Required task:
Select each line where the word "arrow" appears.

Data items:
====================

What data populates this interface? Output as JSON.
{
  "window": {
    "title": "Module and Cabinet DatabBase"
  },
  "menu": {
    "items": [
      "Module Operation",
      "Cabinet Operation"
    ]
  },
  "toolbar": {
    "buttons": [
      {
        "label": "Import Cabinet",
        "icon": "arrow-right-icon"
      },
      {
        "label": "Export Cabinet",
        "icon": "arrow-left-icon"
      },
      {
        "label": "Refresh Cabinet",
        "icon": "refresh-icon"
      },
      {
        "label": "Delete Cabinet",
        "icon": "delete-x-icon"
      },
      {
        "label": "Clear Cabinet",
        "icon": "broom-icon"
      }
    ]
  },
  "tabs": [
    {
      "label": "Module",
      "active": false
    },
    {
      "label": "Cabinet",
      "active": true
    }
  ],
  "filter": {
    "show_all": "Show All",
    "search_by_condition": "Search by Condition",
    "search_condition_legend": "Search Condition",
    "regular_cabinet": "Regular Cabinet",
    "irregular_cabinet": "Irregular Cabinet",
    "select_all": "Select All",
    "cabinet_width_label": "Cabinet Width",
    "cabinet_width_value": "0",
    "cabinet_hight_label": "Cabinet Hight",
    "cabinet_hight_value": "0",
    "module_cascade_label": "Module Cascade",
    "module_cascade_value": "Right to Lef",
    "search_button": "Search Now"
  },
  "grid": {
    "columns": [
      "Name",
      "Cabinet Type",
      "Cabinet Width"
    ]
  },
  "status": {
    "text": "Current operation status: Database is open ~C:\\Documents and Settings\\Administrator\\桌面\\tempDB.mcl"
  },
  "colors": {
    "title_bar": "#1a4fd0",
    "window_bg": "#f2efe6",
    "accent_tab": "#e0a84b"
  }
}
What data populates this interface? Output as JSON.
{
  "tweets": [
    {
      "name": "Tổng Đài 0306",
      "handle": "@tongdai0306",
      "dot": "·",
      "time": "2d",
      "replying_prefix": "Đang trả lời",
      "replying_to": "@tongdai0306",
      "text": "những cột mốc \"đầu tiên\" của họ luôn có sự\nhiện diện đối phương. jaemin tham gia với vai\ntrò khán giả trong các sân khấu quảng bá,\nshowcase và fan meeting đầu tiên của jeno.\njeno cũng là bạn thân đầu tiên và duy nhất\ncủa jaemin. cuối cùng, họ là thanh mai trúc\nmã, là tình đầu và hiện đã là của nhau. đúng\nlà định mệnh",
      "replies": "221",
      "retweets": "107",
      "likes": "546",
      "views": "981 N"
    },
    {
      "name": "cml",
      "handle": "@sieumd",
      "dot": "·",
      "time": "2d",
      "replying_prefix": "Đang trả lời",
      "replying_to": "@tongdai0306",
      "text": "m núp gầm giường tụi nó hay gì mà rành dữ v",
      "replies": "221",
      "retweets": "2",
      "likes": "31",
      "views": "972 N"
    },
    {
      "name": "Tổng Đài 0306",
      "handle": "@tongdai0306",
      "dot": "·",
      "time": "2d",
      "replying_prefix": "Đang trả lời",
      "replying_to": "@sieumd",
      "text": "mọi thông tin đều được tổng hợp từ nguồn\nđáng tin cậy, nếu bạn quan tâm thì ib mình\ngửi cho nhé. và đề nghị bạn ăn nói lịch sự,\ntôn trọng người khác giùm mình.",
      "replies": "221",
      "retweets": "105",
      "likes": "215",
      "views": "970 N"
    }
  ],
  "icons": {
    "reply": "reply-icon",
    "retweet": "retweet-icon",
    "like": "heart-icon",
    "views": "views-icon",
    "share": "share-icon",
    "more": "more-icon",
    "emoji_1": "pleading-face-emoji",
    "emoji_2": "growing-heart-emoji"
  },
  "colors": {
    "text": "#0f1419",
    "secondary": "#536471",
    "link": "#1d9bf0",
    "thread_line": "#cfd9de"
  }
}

====================

Response:
        "icon": "arrow-right-icon"
        "icon": "arrow-left-icon"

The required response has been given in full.